» **SUPPLIED DATA**:
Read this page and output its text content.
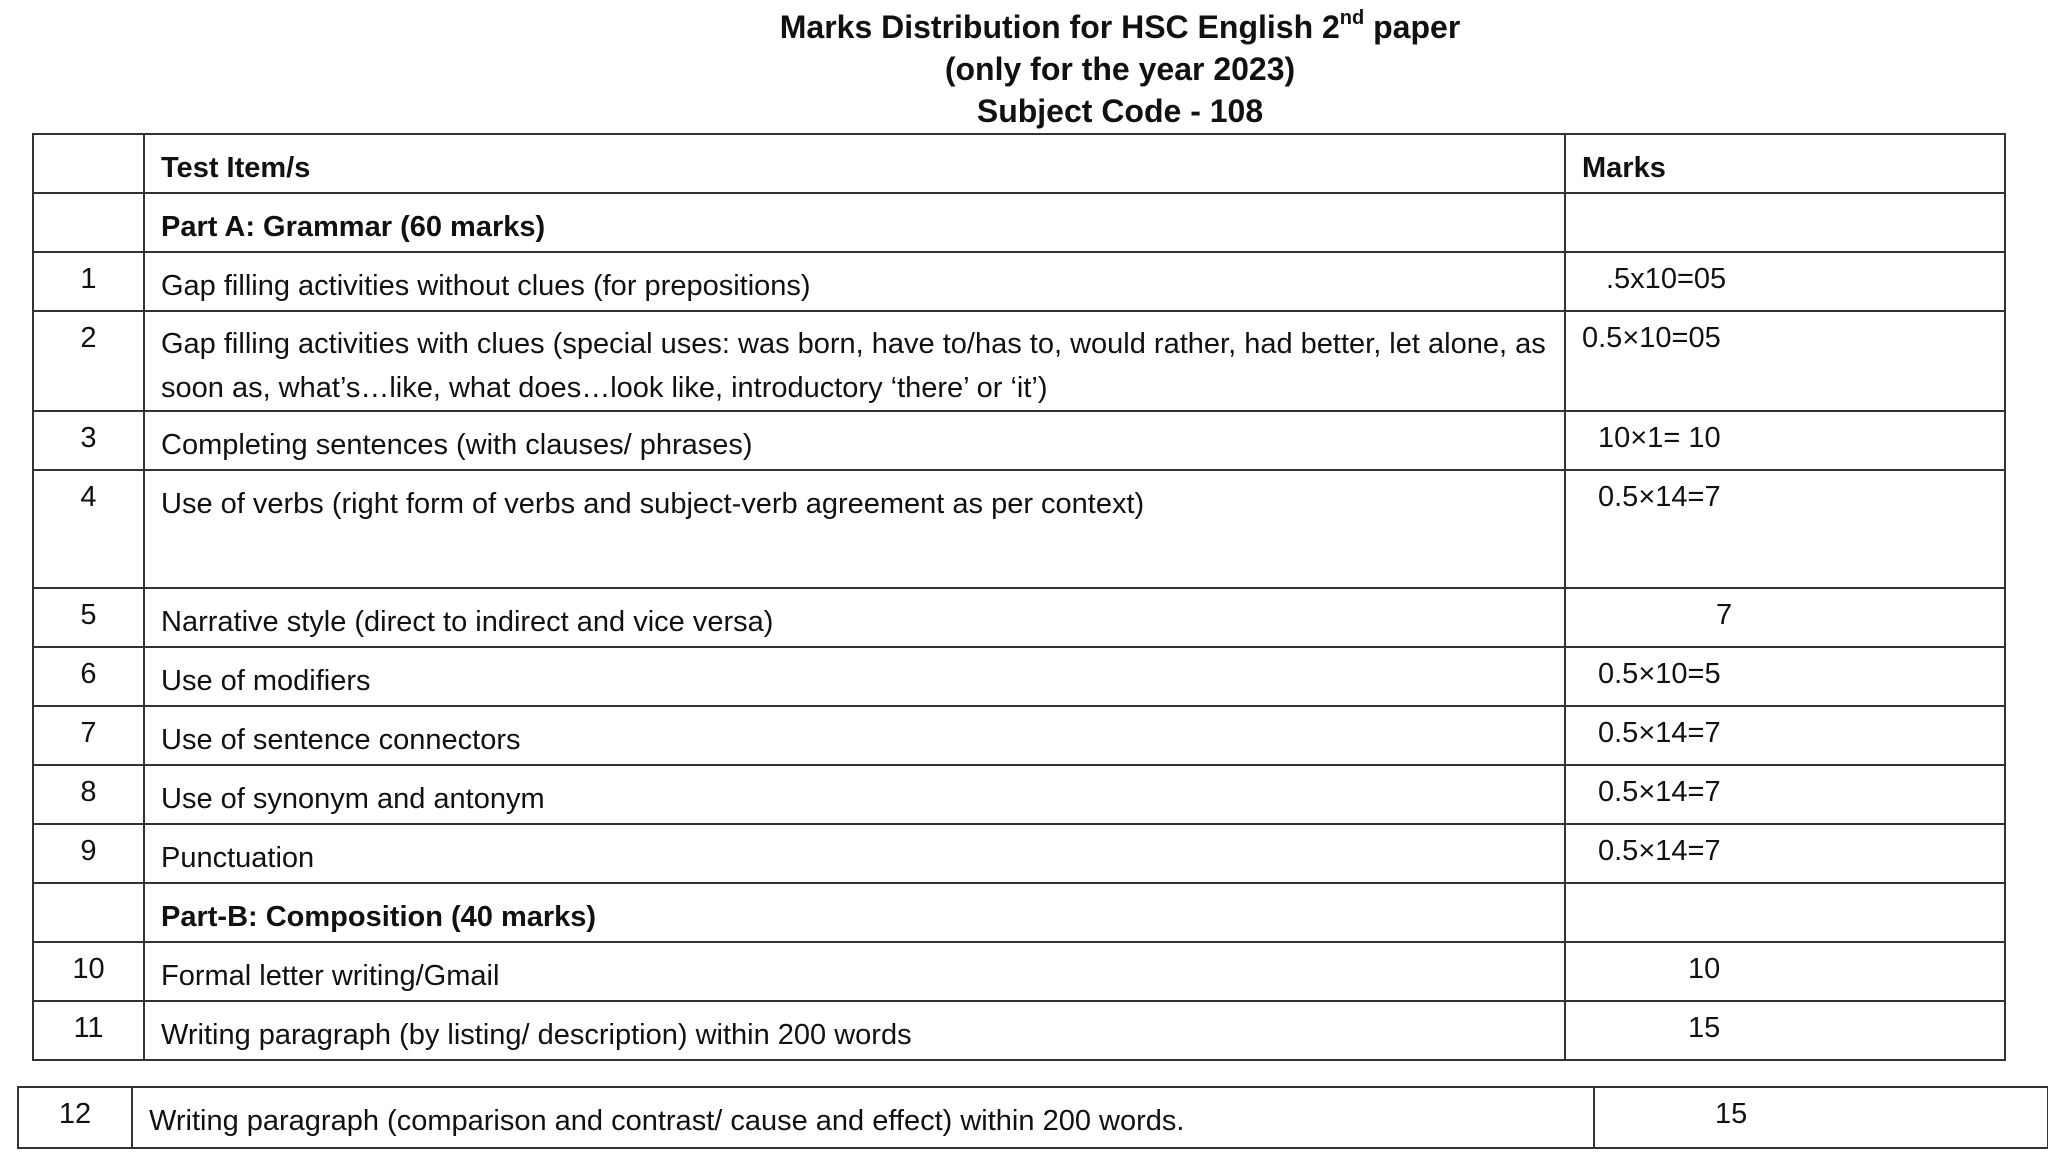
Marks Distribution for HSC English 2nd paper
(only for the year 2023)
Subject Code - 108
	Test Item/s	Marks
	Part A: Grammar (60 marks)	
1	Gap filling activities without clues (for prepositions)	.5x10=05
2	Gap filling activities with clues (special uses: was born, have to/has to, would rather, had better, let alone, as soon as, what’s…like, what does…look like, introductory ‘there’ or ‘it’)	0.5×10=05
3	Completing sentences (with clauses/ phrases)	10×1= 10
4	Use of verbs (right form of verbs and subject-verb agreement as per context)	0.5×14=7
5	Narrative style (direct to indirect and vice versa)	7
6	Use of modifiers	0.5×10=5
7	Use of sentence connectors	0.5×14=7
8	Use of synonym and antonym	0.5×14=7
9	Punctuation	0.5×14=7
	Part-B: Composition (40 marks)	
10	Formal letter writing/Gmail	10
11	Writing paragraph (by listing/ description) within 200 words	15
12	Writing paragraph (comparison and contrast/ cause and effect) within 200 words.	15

---

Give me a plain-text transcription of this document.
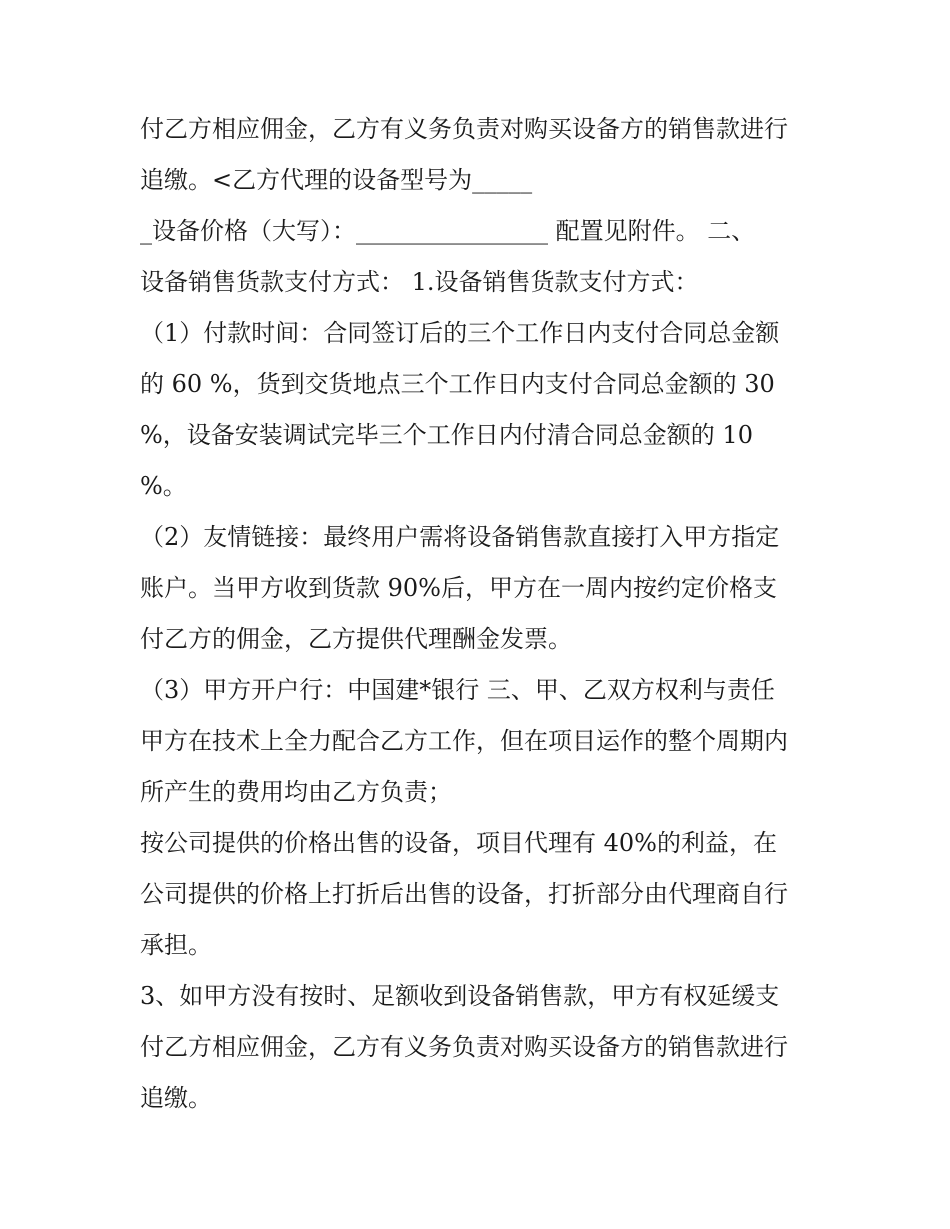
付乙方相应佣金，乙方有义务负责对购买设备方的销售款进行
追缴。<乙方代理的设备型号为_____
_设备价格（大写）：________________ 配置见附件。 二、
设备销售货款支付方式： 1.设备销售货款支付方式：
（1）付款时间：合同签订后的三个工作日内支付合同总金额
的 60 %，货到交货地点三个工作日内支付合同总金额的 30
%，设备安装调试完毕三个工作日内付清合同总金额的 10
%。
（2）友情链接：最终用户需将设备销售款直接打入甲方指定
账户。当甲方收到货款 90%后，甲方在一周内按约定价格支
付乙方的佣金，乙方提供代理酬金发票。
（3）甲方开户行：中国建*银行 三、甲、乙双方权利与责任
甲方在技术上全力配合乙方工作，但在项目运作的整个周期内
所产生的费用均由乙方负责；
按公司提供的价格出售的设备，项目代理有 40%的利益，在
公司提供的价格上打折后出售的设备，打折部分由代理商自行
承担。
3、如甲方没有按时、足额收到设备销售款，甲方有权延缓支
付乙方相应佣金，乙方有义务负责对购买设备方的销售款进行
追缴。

* * *

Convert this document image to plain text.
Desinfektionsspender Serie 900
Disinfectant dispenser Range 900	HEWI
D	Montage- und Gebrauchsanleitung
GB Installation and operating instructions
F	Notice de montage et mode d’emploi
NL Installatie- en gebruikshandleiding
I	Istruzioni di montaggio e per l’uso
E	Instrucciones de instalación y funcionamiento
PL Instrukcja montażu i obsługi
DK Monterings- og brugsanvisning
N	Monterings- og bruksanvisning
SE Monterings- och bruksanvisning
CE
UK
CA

» **DIRECTIVE**: Identify the lines that hold the word "Part". Copy every one of them.

» **SOLUTION TO THIS PROBLEM**:
	Part A: Grammar (60 marks)	
	Part-B: Composition (40 marks)	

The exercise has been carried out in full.